YOUR OBJECTIVE: Reproduce the data exactly and drop any pictures it holds.

SUPPLIED DATA:
▼
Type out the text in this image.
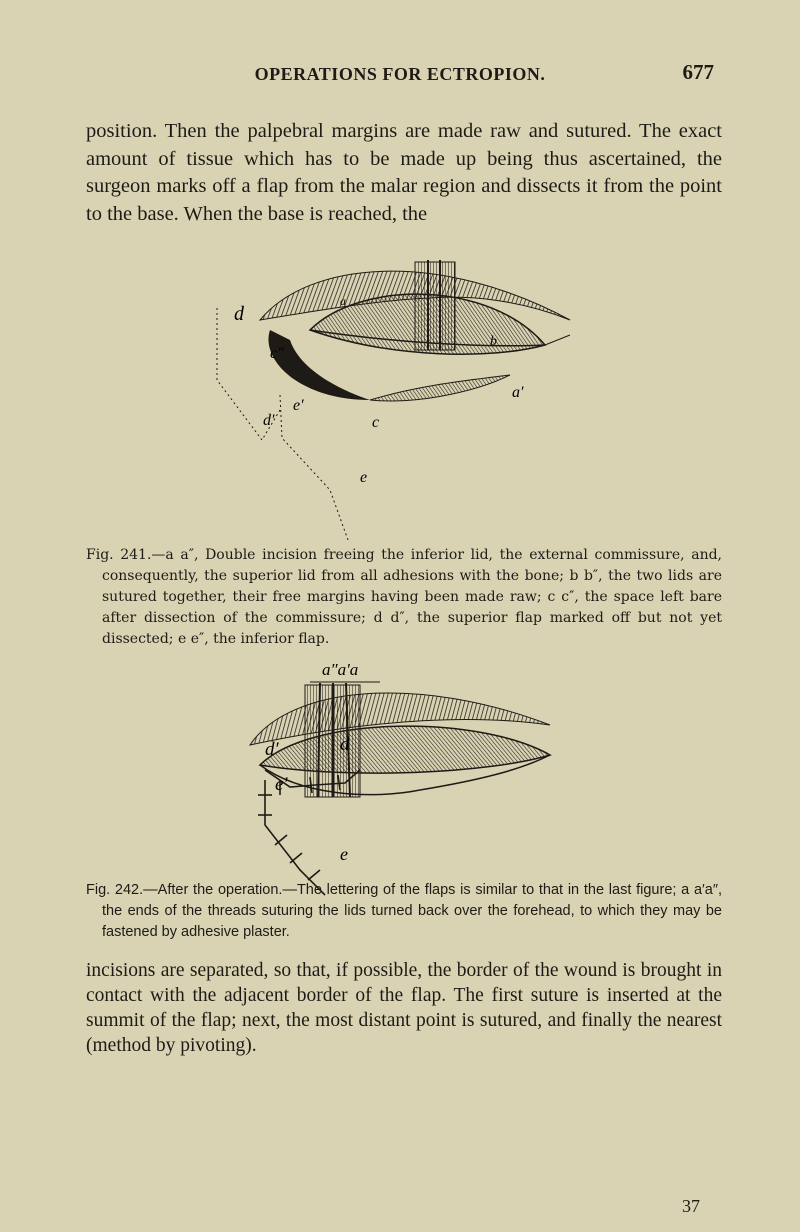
OPERATIONS FOR ECTROPION.	677

position. Then the palpebral margins are made raw and sutured. The exact amount of tissue which has to be made up being thus ascertained, the surgeon marks off a flap from the malar region and dissects it from the point to the base. When the base is reached, the

d
a
c″
b
a′
e′
d′	c
e

Fig. 241.—a a″, Double incision freeing the inferior lid, the external commissure, and, consequently, the superior lid from all adhesions with the bone; b b″, the two lids are sutured together, their free margins having been made raw; c c″, the space left bare after dissection of the commissure; d d″, the superior flap marked off but not yet dissected; e e″, the inferior flap.

a″a′a
d′	d
e′
e

Fig. 242.—After the operation.—The lettering of the flaps is similar to that in the last figure; a a′a″, the ends of the threads suturing the lids turned back over the forehead, to which they may be fastened by adhesive plaster.

incisions are separated, so that, if possible, the border of the wound is brought in contact with the adjacent border of the flap. The first suture is inserted at the summit of the flap; next, the most distant point is sutured, and finally the nearest (method by pivoting).

37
▲
THE REPLY:
Type out the text in this image.
OPERATIONS FOR ECTROPION.	677

position. Then the palpebral margins are made raw and sutured. The exact amount of tissue which has to be made up being thus ascertained, the surgeon marks off a flap from the malar region and dissects it from the point to the base. When the base is reached, the

d
a
c″
b
a′
e′
d′	c
e

Fig. 241.—a a″, Double incision freeing the inferior lid, the external commissure, and, consequently, the superior lid from all adhesions with the bone; b b″, the two lids are sutured together, their free margins having been made raw; c c″, the space left bare after dissection of the commissure; d d″, the superior flap marked off but not yet dissected; e e″, the inferior flap.

a″a′a
d′	d
e′
e

Fig. 242.—After the operation.—The lettering of the flaps is similar to that in the last figure; a a′a″, the ends of the threads suturing the lids turned back over the forehead, to which they may be fastened by adhesive plaster.

incisions are separated, so that, if possible, the border of the wound is brought in contact with the adjacent border of the flap. The first suture is inserted at the summit of the flap; next, the most distant point is sutured, and finally the nearest (method by pivoting).

37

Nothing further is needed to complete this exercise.